* Start *
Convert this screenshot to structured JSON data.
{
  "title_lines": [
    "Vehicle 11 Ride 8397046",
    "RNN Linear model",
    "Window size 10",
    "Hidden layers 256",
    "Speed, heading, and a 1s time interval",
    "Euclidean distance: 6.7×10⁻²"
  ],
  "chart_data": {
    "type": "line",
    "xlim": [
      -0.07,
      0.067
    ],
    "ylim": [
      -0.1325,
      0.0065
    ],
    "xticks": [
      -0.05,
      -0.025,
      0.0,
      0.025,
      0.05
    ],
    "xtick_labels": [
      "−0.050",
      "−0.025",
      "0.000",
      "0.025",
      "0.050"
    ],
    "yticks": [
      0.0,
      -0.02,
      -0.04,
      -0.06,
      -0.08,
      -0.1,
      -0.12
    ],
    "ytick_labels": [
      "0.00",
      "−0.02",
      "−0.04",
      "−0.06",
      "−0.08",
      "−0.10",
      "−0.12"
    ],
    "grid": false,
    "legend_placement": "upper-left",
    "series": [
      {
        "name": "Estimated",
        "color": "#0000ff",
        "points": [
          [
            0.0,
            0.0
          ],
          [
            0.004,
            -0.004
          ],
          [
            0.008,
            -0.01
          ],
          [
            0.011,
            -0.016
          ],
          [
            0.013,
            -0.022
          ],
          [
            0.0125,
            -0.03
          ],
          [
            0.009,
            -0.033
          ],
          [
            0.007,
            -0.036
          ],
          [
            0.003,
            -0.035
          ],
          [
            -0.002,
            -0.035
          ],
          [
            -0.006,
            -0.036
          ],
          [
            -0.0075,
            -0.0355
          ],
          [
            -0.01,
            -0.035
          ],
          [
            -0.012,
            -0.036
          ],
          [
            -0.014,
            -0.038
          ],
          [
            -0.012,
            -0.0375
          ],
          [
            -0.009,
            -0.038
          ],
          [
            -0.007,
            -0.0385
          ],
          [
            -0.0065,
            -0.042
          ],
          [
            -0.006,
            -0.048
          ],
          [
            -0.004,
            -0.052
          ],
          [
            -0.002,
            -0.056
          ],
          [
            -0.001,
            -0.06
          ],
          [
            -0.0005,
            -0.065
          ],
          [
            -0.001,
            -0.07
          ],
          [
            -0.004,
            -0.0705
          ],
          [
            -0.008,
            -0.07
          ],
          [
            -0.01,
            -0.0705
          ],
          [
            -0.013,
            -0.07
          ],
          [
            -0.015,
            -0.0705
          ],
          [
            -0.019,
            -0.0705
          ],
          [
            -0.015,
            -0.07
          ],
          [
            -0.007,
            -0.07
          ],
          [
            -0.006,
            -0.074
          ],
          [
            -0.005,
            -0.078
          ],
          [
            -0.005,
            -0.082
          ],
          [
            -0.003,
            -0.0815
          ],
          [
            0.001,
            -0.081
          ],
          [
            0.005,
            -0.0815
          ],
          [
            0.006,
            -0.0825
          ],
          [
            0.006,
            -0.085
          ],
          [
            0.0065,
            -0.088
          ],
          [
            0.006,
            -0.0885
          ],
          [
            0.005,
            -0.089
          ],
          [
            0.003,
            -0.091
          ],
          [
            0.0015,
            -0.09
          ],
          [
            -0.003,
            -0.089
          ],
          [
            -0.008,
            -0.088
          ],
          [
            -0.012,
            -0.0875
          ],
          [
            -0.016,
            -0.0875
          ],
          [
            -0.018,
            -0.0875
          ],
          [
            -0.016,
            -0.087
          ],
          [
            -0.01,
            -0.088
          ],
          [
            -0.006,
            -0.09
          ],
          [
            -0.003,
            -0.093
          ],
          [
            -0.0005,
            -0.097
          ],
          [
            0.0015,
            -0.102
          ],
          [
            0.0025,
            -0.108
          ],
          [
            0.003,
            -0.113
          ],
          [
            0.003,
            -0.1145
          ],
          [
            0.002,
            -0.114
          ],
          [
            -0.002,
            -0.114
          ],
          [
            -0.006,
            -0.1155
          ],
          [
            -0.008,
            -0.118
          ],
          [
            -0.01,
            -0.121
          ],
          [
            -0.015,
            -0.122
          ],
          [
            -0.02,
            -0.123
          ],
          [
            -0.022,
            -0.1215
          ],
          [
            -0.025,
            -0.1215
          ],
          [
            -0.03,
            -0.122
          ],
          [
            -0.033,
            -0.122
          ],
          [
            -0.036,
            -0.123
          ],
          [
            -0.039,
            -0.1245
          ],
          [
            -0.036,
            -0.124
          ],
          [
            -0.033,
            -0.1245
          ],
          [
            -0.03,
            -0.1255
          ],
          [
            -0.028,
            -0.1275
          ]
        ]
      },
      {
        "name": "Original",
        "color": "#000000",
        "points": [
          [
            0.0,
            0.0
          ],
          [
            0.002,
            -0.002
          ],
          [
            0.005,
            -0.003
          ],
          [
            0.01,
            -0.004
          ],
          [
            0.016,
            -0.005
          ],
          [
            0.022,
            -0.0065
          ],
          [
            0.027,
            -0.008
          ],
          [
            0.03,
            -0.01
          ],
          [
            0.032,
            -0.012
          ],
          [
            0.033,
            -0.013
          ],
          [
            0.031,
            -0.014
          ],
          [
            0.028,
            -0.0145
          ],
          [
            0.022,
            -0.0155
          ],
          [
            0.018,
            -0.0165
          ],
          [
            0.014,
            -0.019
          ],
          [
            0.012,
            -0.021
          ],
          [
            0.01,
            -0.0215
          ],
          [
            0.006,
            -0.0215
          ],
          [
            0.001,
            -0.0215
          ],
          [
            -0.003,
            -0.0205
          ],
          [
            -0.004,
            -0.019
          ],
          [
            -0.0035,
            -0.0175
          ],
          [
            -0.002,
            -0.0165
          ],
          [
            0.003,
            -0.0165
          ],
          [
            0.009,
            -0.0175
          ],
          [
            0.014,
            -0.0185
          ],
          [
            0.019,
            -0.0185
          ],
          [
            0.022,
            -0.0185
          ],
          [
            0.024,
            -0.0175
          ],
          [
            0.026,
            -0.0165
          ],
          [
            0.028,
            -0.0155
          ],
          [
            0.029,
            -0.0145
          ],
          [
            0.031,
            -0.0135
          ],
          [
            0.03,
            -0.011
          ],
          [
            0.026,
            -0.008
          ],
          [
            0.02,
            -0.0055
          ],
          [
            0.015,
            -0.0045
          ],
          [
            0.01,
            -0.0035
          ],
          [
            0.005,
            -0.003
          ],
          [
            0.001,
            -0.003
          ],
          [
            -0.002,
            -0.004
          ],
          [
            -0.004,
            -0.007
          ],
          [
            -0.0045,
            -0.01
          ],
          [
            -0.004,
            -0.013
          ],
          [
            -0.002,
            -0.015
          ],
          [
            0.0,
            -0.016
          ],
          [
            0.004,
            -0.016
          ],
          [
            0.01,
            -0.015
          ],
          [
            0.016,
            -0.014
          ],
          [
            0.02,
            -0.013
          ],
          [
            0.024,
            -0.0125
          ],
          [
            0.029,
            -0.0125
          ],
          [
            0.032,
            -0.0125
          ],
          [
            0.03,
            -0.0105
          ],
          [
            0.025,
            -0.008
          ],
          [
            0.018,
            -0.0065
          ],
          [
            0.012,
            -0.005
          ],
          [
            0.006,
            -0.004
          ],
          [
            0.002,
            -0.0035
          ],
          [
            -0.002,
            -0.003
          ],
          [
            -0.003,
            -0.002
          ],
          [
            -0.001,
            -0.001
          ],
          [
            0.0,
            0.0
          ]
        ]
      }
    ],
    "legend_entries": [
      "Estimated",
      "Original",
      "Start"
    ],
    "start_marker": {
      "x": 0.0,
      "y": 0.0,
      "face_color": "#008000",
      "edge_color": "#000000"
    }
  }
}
* End *
Short exercise
Word for word, quote all of the data above.

Answer to this exercise
Convert this screenshot to structured JSON data.
{
  "title_lines": [
    "Vehicle 11 Ride 8397046",
    "RNN Linear model",
    "Window size 10",
    "Hidden layers 256",
    "Speed, heading, and a 1s time interval",
    "Euclidean distance: 6.7×10⁻²"
  ],
  "chart_data": {
    "type": "line",
    "xlim": [
      -0.07,
      0.067
    ],
    "ylim": [
      -0.1325,
      0.0065
    ],
    "xticks": [
      -0.05,
      -0.025,
      0.0,
      0.025,
      0.05
    ],
    "xtick_labels": [
      "−0.050",
      "−0.025",
      "0.000",
      "0.025",
      "0.050"
    ],
    "yticks": [
      0.0,
      -0.02,
      -0.04,
      -0.06,
      -0.08,
      -0.1,
      -0.12
    ],
    "ytick_labels": [
      "0.00",
      "−0.02",
      "−0.04",
      "−0.06",
      "−0.08",
      "−0.10",
      "−0.12"
    ],
    "grid": false,
    "legend_placement": "upper-left",
    "series": [
      {
        "name": "Estimated",
        "color": "#0000ff",
        "points": [
          [
            0.0,
            0.0
          ],
          [
            0.004,
            -0.004
          ],
          [
            0.008,
            -0.01
          ],
          [
            0.011,
            -0.016
          ],
          [
            0.013,
            -0.022
          ],
          [
            0.0125,
            -0.03
          ],
          [
            0.009,
            -0.033
          ],
          [
            0.007,
            -0.036
          ],
          [
            0.003,
            -0.035
          ],
          [
            -0.002,
            -0.035
          ],
          [
            -0.006,
            -0.036
          ],
          [
            -0.0075,
            -0.0355
          ],
          [
            -0.01,
            -0.035
          ],
          [
            -0.012,
            -0.036
          ],
          [
            -0.014,
            -0.038
          ],
          [
            -0.012,
            -0.0375
          ],
          [
            -0.009,
            -0.038
          ],
          [
            -0.007,
            -0.0385
          ],
          [
            -0.0065,
            -0.042
          ],
          [
            -0.006,
            -0.048
          ],
          [
            -0.004,
            -0.052
          ],
          [
            -0.002,
            -0.056
          ],
          [
            -0.001,
            -0.06
          ],
          [
            -0.0005,
            -0.065
          ],
          [
            -0.001,
            -0.07
          ],
          [
            -0.004,
            -0.0705
          ],
          [
            -0.008,
            -0.07
          ],
          [
            -0.01,
            -0.0705
          ],
          [
            -0.013,
            -0.07
          ],
          [
            -0.015,
            -0.0705
          ],
          [
            -0.019,
            -0.0705
          ],
          [
            -0.015,
            -0.07
          ],
          [
            -0.007,
            -0.07
          ],
          [
            -0.006,
            -0.074
          ],
          [
            -0.005,
            -0.078
          ],
          [
            -0.005,
            -0.082
          ],
          [
            -0.003,
            -0.0815
          ],
          [
            0.001,
            -0.081
          ],
          [
            0.005,
            -0.0815
          ],
          [
            0.006,
            -0.0825
          ],
          [
            0.006,
            -0.085
          ],
          [
            0.0065,
            -0.088
          ],
          [
            0.006,
            -0.0885
          ],
          [
            0.005,
            -0.089
          ],
          [
            0.003,
            -0.091
          ],
          [
            0.0015,
            -0.09
          ],
          [
            -0.003,
            -0.089
          ],
          [
            -0.008,
            -0.088
          ],
          [
            -0.012,
            -0.0875
          ],
          [
            -0.016,
            -0.0875
          ],
          [
            -0.018,
            -0.0875
          ],
          [
            -0.016,
            -0.087
          ],
          [
            -0.01,
            -0.088
          ],
          [
            -0.006,
            -0.09
          ],
          [
            -0.003,
            -0.093
          ],
          [
            -0.0005,
            -0.097
          ],
          [
            0.0015,
            -0.102
          ],
          [
            0.0025,
            -0.108
          ],
          [
            0.003,
            -0.113
          ],
          [
            0.003,
            -0.1145
          ],
          [
            0.002,
            -0.114
          ],
          [
            -0.002,
            -0.114
          ],
          [
            -0.006,
            -0.1155
          ],
          [
            -0.008,
            -0.118
          ],
          [
            -0.01,
            -0.121
          ],
          [
            -0.015,
            -0.122
          ],
          [
            -0.02,
            -0.123
          ],
          [
            -0.022,
            -0.1215
          ],
          [
            -0.025,
            -0.1215
          ],
          [
            -0.03,
            -0.122
          ],
          [
            -0.033,
            -0.122
          ],
          [
            -0.036,
            -0.123
          ],
          [
            -0.039,
            -0.1245
          ],
          [
            -0.036,
            -0.124
          ],
          [
            -0.033,
            -0.1245
          ],
          [
            -0.03,
            -0.1255
          ],
          [
            -0.028,
            -0.1275
          ]
        ]
      },
      {
        "name": "Original",
        "color": "#000000",
        "points": [
          [
            0.0,
            0.0
          ],
          [
            0.002,
            -0.002
          ],
          [
            0.005,
            -0.003
          ],
          [
            0.01,
            -0.004
          ],
          [
            0.016,
            -0.005
          ],
          [
            0.022,
            -0.0065
          ],
          [
            0.027,
            -0.008
          ],
          [
            0.03,
            -0.01
          ],
          [
            0.032,
            -0.012
          ],
          [
            0.033,
            -0.013
          ],
          [
            0.031,
            -0.014
          ],
          [
            0.028,
            -0.0145
          ],
          [
            0.022,
            -0.0155
          ],
          [
            0.018,
            -0.0165
          ],
          [
            0.014,
            -0.019
          ],
          [
            0.012,
            -0.021
          ],
          [
            0.01,
            -0.0215
          ],
          [
            0.006,
            -0.0215
          ],
          [
            0.001,
            -0.0215
          ],
          [
            -0.003,
            -0.0205
          ],
          [
            -0.004,
            -0.019
          ],
          [
            -0.0035,
            -0.0175
          ],
          [
            -0.002,
            -0.0165
          ],
          [
            0.003,
            -0.0165
          ],
          [
            0.009,
            -0.0175
          ],
          [
            0.014,
            -0.0185
          ],
          [
            0.019,
            -0.0185
          ],
          [
            0.022,
            -0.0185
          ],
          [
            0.024,
            -0.0175
          ],
          [
            0.026,
            -0.0165
          ],
          [
            0.028,
            -0.0155
          ],
          [
            0.029,
            -0.0145
          ],
          [
            0.031,
            -0.0135
          ],
          [
            0.03,
            -0.011
          ],
          [
            0.026,
            -0.008
          ],
          [
            0.02,
            -0.0055
          ],
          [
            0.015,
            -0.0045
          ],
          [
            0.01,
            -0.0035
          ],
          [
            0.005,
            -0.003
          ],
          [
            0.001,
            -0.003
          ],
          [
            -0.002,
            -0.004
          ],
          [
            -0.004,
            -0.007
          ],
          [
            -0.0045,
            -0.01
          ],
          [
            -0.004,
            -0.013
          ],
          [
            -0.002,
            -0.015
          ],
          [
            0.0,
            -0.016
          ],
          [
            0.004,
            -0.016
          ],
          [
            0.01,
            -0.015
          ],
          [
            0.016,
            -0.014
          ],
          [
            0.02,
            -0.013
          ],
          [
            0.024,
            -0.0125
          ],
          [
            0.029,
            -0.0125
          ],
          [
            0.032,
            -0.0125
          ],
          [
            0.03,
            -0.0105
          ],
          [
            0.025,
            -0.008
          ],
          [
            0.018,
            -0.0065
          ],
          [
            0.012,
            -0.005
          ],
          [
            0.006,
            -0.004
          ],
          [
            0.002,
            -0.0035
          ],
          [
            -0.002,
            -0.003
          ],
          [
            -0.003,
            -0.002
          ],
          [
            -0.001,
            -0.001
          ],
          [
            0.0,
            0.0
          ]
        ]
      }
    ],
    "legend_entries": [
      "Estimated",
      "Original",
      "Start"
    ],
    "start_marker": {
      "x": 0.0,
      "y": 0.0,
      "face_color": "#008000",
      "edge_color": "#000000"
    }
  }
}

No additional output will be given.